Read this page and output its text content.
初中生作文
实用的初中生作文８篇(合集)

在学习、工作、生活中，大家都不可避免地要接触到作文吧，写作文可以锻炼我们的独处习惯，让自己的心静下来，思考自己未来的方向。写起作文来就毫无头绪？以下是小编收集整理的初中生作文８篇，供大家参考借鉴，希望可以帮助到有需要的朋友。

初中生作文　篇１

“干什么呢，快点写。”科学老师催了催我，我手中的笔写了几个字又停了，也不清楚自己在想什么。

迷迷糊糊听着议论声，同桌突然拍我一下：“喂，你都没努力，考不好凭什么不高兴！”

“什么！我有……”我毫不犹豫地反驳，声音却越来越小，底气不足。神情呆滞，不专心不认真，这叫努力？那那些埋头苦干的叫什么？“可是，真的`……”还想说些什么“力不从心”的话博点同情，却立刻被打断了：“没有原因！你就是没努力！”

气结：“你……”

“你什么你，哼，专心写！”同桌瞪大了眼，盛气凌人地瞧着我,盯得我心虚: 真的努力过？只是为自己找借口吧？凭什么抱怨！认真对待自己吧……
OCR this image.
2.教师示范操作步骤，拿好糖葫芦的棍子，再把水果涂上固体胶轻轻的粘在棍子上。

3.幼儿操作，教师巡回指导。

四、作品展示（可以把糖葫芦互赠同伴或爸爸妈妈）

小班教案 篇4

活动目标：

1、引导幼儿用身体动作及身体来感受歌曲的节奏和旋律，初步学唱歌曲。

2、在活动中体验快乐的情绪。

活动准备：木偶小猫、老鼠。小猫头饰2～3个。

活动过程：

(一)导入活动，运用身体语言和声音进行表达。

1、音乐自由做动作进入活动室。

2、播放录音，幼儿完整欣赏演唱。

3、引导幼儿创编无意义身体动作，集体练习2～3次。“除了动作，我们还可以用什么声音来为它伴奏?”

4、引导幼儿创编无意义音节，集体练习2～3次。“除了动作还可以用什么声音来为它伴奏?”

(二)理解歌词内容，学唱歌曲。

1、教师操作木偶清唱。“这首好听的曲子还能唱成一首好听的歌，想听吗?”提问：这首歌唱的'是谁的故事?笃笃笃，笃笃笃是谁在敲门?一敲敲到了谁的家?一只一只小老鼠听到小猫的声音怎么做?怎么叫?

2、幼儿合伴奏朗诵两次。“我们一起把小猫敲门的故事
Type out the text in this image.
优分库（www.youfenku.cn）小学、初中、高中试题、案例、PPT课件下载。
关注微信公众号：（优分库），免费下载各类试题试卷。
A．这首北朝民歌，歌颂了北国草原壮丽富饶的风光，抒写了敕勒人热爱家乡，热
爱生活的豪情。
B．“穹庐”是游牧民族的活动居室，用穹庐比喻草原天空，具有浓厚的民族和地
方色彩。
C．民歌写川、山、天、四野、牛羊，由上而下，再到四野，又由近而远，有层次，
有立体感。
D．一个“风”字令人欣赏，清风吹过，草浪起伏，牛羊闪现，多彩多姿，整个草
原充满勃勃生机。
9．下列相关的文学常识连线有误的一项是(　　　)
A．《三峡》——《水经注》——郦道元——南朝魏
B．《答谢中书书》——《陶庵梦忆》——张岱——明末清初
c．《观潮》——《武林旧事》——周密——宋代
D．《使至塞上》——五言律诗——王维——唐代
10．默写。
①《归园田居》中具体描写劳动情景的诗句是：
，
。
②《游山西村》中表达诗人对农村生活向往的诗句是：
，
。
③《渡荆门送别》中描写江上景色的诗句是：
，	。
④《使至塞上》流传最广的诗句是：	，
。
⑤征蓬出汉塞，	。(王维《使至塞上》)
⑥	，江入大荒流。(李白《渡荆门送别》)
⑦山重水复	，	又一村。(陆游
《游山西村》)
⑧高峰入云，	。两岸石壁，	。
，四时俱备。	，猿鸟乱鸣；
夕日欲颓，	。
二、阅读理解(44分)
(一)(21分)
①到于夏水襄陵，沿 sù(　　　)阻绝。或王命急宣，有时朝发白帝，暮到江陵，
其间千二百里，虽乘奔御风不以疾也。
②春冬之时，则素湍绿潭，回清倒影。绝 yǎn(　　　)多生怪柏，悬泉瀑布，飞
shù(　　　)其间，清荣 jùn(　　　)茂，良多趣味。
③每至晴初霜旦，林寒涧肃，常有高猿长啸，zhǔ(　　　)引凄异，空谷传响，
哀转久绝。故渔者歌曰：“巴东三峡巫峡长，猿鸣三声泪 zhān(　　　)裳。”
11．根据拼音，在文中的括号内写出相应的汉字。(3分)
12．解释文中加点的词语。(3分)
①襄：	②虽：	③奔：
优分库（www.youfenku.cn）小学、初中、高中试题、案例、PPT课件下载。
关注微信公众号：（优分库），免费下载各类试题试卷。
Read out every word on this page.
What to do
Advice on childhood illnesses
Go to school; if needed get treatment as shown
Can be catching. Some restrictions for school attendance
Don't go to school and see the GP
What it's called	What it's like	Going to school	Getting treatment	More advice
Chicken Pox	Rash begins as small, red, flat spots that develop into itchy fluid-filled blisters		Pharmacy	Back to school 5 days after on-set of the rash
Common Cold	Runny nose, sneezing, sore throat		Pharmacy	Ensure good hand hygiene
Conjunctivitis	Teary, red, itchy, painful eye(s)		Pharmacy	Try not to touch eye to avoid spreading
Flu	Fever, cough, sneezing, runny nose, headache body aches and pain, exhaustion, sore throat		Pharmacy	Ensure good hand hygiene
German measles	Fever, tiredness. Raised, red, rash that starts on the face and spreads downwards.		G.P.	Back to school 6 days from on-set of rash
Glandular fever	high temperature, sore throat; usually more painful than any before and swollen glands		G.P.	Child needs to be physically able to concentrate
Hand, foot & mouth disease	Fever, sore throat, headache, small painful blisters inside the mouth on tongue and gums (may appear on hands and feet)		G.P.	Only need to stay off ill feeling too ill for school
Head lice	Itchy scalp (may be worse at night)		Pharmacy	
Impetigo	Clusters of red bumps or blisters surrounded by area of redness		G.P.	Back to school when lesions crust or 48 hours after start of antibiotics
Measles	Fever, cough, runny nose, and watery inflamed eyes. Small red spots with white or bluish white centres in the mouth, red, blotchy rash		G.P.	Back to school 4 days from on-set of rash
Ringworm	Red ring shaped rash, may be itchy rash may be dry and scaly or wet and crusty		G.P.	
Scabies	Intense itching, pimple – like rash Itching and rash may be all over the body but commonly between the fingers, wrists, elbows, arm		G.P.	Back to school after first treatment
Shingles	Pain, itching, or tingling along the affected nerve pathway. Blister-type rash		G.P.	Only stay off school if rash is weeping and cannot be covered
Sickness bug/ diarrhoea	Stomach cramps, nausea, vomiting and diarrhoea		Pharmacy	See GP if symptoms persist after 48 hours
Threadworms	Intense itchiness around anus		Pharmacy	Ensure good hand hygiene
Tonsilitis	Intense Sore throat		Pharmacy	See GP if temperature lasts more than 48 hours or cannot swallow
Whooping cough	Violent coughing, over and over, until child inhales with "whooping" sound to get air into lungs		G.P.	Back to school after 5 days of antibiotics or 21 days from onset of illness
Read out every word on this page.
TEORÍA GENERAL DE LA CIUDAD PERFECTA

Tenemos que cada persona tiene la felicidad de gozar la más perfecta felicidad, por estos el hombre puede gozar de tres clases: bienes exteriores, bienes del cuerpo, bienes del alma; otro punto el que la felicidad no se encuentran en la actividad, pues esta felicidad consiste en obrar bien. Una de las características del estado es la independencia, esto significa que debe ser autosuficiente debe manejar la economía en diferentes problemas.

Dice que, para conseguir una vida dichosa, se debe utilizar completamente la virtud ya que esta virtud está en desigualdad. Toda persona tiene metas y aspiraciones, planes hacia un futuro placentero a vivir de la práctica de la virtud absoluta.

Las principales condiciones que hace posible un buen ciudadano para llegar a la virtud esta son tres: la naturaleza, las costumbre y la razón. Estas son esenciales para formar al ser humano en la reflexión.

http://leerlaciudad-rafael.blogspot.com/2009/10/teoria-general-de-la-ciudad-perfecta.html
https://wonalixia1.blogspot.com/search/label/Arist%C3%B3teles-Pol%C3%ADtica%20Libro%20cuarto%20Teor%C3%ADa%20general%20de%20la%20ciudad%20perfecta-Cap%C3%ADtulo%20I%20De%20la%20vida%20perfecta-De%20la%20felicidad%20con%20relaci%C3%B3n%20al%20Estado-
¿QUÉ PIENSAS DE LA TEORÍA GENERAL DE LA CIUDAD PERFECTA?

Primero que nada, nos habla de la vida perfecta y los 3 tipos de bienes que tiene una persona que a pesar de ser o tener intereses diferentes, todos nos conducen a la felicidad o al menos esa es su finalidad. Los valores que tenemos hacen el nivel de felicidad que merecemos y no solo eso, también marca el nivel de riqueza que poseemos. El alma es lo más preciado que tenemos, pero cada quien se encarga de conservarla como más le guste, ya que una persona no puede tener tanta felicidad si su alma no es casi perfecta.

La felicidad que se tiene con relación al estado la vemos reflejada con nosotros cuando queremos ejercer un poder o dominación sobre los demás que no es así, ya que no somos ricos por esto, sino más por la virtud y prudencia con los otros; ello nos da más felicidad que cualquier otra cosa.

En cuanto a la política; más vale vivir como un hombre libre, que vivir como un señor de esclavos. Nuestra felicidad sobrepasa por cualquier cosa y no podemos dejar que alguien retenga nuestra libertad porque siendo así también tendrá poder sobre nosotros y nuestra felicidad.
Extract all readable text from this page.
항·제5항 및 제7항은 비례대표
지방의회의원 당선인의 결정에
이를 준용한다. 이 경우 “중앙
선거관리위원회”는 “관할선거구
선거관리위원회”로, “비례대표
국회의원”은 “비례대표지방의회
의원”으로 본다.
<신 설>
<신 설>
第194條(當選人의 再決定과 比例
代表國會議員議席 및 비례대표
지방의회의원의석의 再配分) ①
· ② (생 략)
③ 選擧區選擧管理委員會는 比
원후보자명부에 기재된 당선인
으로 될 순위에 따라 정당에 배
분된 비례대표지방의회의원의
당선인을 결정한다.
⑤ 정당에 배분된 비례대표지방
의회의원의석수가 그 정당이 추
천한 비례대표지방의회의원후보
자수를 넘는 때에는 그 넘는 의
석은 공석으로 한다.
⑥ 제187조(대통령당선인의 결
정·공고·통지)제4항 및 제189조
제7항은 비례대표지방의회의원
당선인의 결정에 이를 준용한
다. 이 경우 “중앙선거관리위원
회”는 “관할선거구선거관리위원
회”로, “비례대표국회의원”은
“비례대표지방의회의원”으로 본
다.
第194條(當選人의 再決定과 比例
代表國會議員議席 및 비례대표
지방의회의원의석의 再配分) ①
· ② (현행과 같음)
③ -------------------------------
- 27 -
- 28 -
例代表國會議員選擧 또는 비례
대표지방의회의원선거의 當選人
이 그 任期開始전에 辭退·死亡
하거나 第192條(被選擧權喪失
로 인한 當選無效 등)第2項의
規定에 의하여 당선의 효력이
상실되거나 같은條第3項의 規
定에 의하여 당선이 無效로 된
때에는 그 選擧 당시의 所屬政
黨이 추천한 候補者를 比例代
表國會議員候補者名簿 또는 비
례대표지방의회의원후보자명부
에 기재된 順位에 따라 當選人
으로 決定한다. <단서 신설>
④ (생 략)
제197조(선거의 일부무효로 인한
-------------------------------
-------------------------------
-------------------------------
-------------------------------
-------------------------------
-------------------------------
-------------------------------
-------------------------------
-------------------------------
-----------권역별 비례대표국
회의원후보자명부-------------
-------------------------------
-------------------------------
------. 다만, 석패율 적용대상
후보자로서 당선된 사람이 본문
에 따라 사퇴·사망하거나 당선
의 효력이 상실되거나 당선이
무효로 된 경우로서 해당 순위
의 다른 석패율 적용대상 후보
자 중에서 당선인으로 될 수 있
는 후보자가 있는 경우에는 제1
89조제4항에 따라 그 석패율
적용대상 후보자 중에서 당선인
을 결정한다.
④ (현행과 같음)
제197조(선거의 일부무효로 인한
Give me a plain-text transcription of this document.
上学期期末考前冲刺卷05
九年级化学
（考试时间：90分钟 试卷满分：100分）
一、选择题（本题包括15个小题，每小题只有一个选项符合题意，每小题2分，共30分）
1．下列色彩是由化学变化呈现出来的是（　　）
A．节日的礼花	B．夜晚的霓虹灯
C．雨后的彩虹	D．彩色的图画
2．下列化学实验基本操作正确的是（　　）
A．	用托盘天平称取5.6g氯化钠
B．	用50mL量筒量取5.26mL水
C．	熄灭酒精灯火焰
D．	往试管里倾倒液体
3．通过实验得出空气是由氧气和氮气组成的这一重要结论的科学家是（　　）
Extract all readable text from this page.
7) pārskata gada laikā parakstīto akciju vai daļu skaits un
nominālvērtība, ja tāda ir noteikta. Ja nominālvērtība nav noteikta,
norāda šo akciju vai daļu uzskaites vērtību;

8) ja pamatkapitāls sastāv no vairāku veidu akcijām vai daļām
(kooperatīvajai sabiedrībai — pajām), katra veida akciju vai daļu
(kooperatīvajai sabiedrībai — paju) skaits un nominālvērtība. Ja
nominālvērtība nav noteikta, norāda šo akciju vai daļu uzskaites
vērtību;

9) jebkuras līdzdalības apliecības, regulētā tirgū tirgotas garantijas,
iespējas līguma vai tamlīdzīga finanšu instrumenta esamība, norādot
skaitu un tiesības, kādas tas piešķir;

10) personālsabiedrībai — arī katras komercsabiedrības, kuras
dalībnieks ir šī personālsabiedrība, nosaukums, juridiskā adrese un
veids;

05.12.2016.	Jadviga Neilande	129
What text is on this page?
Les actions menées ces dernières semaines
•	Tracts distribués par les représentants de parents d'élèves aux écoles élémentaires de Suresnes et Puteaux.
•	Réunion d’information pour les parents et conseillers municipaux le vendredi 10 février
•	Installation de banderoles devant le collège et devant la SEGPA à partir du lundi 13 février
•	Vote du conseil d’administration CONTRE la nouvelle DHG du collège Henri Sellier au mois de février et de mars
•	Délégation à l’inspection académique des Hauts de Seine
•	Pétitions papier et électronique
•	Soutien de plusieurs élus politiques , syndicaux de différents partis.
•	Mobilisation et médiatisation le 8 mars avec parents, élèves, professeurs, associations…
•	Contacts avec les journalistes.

——

[Exercise details]
Using the material above, copy every line in which the string "poder" occurs.

[Reply to the exercise]
La felicidad que se tiene con relación al estado la vemos reflejada con nosotros cuando queremos ejercer un poder o dominación sobre los demás que no es así, ya que no somos ricos por esto, sino más por la virtud y prudencia con los otros; ello nos da más felicidad que cualquier otra cosa.
En cuanto a la política; más vale vivir como un hombre libre, que vivir como un señor de esclavos. Nuestra felicidad sobrepasa por cualquier cosa y no podemos dejar que alguien retenga nuestra libertad porque siendo así también tendrá poder sobre nosotros y nuestra felicidad.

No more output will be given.